The input:
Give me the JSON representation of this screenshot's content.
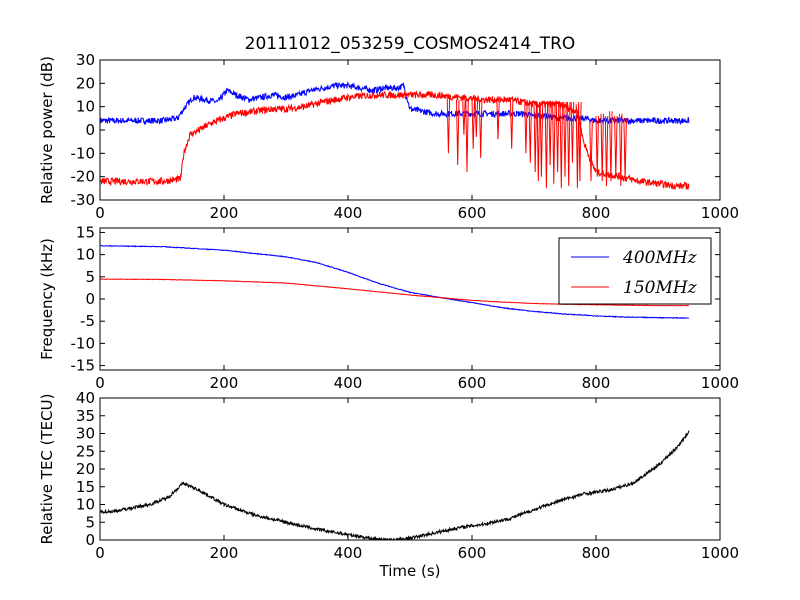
{
  "title": "20111012_053259_COSMOS2414_TRO",
  "colors": {
    "blue": "#0000ff",
    "red": "#ff0000",
    "black": "#000000"
  },
  "chart_data": [
    {
      "type": "line",
      "ylabel": "Relative power (dB)",
      "xlabel": "",
      "xlim": [
        0,
        1000
      ],
      "ylim": [
        -30,
        30
      ],
      "xticks": [
        0,
        200,
        400,
        600,
        800,
        1000
      ],
      "yticks": [
        -30,
        -20,
        -10,
        0,
        10,
        20,
        30
      ],
      "xtick_labels": [
        "0",
        "200",
        "400",
        "600",
        "800",
        "1000"
      ],
      "ytick_labels": [
        "-30",
        "-20",
        "-10",
        "0",
        "10",
        "20",
        "30"
      ],
      "grid": false,
      "series": [
        {
          "color": "#0000ff",
          "noise": 1.3,
          "x": [
            0,
            50,
            100,
            125,
            135,
            150,
            170,
            190,
            205,
            220,
            240,
            260,
            280,
            300,
            320,
            340,
            360,
            380,
            400,
            420,
            440,
            460,
            480,
            490,
            500,
            520,
            540,
            560,
            580,
            600,
            620,
            640,
            660,
            680,
            700,
            720,
            740,
            760,
            780,
            800,
            840,
            880,
            920,
            950
          ],
          "y": [
            4,
            4,
            4,
            5,
            9,
            14,
            13,
            12,
            17,
            15,
            13,
            14,
            15,
            14,
            15,
            17,
            18,
            19,
            19,
            18,
            17,
            18,
            18,
            19,
            9,
            8,
            7,
            7,
            7,
            7,
            7,
            7,
            7,
            7,
            6,
            6,
            5,
            5,
            5,
            4,
            4,
            4,
            4,
            4
          ]
        },
        {
          "color": "#ff0000",
          "noise": 1.5,
          "x": [
            0,
            50,
            100,
            130,
            135,
            145,
            160,
            180,
            200,
            220,
            250,
            280,
            300,
            330,
            360,
            400,
            440,
            480,
            500,
            540,
            580,
            620,
            660,
            700,
            740,
            770,
            780,
            790,
            800,
            820,
            840,
            870,
            900,
            930,
            950
          ],
          "y": [
            -22,
            -22,
            -22,
            -21,
            -10,
            -2,
            0,
            3,
            5,
            7,
            8,
            9,
            9,
            10,
            12,
            14,
            15,
            15,
            15,
            15,
            14,
            13,
            13,
            11,
            11,
            8,
            -5,
            -12,
            -18,
            -19,
            -20,
            -22,
            -23,
            -24,
            -24
          ]
        }
      ],
      "dropouts": [
        [
          560,
          14,
          -10
        ],
        [
          575,
          13,
          -15
        ],
        [
          585,
          13,
          -2
        ],
        [
          590,
          13,
          -18
        ],
        [
          600,
          13,
          -8
        ],
        [
          605,
          13,
          -3
        ],
        [
          612,
          13,
          -12
        ],
        [
          640,
          13,
          -4
        ],
        [
          662,
          13,
          -8
        ],
        [
          685,
          13,
          -10
        ],
        [
          692,
          12,
          -14
        ],
        [
          700,
          12,
          -18
        ],
        [
          705,
          12,
          -22
        ],
        [
          710,
          12,
          -20
        ],
        [
          718,
          12,
          -25
        ],
        [
          724,
          12,
          -15
        ],
        [
          730,
          12,
          -23
        ],
        [
          736,
          12,
          -18
        ],
        [
          742,
          12,
          -25
        ],
        [
          748,
          12,
          -20
        ],
        [
          754,
          12,
          -24
        ],
        [
          760,
          12,
          -14
        ],
        [
          768,
          11,
          -25
        ],
        [
          772,
          12,
          -22
        ],
        [
          790,
          4,
          -22
        ],
        [
          800,
          6,
          -20
        ],
        [
          808,
          7,
          -22
        ],
        [
          815,
          6,
          -24
        ],
        [
          822,
          8,
          -22
        ],
        [
          830,
          6,
          -20
        ],
        [
          838,
          7,
          -24
        ],
        [
          845,
          5,
          -22
        ]
      ]
    },
    {
      "type": "line",
      "ylabel": "Frequency (kHz)",
      "xlabel": "",
      "xlim": [
        0,
        1000
      ],
      "ylim": [
        -16,
        16
      ],
      "xticks": [
        0,
        200,
        400,
        600,
        800,
        1000
      ],
      "yticks": [
        -15,
        -10,
        -5,
        0,
        5,
        10,
        15
      ],
      "xtick_labels": [
        "0",
        "200",
        "400",
        "600",
        "800",
        "1000"
      ],
      "ytick_labels": [
        "-15",
        "-10",
        "-5",
        "0",
        "5",
        "10",
        "15"
      ],
      "legend": "top-right",
      "grid": false,
      "series": [
        {
          "name": "400MHz",
          "color": "#0000ff",
          "noise": 0.08,
          "x": [
            0,
            100,
            200,
            300,
            350,
            400,
            450,
            500,
            550,
            600,
            650,
            700,
            750,
            800,
            850,
            900,
            950
          ],
          "y": [
            12,
            11.8,
            11,
            9.5,
            8.2,
            6,
            3.5,
            1.5,
            0.3,
            -0.8,
            -2,
            -2.8,
            -3.4,
            -3.8,
            -4.1,
            -4.2,
            -4.3
          ]
        },
        {
          "name": "150MHz",
          "color": "#ff0000",
          "noise": 0.05,
          "x": [
            0,
            100,
            200,
            300,
            400,
            450,
            500,
            550,
            600,
            650,
            700,
            750,
            800,
            850,
            900,
            950
          ],
          "y": [
            4.5,
            4.4,
            4.1,
            3.6,
            2.3,
            1.6,
            0.9,
            0.3,
            -0.3,
            -0.7,
            -1,
            -1.2,
            -1.3,
            -1.4,
            -1.5,
            -1.5
          ]
        }
      ]
    },
    {
      "type": "line",
      "ylabel": "Relative TEC (TECU)",
      "xlabel": "Time (s)",
      "xlim": [
        0,
        1000
      ],
      "ylim": [
        0,
        40
      ],
      "xticks": [
        0,
        200,
        400,
        600,
        800,
        1000
      ],
      "yticks": [
        0,
        5,
        10,
        15,
        20,
        25,
        30,
        35,
        40
      ],
      "xtick_labels": [
        "0",
        "200",
        "400",
        "600",
        "800",
        "1000"
      ],
      "ytick_labels": [
        "0",
        "5",
        "10",
        "15",
        "20",
        "25",
        "30",
        "35",
        "40"
      ],
      "grid": false,
      "series": [
        {
          "color": "#000000",
          "noise": 0.45,
          "x": [
            0,
            20,
            50,
            80,
            110,
            134,
            160,
            200,
            250,
            300,
            350,
            400,
            440,
            470,
            500,
            540,
            580,
            620,
            660,
            700,
            740,
            780,
            820,
            860,
            900,
            930,
            950
          ],
          "y": [
            8,
            8,
            9,
            10,
            12,
            16,
            14,
            10,
            7,
            5,
            3,
            1.5,
            0.4,
            0,
            0.5,
            2,
            3.5,
            4.5,
            6,
            8.5,
            11,
            13,
            14,
            16,
            21,
            26,
            30.5
          ]
        }
      ]
    }
  ]
}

Stated problem:
In the listing, find every line containing the word "Relative" and list it.

Response for this exercise:
      "ylabel": "Relative power (dB)",
      "ylabel": "Relative TEC (TECU)",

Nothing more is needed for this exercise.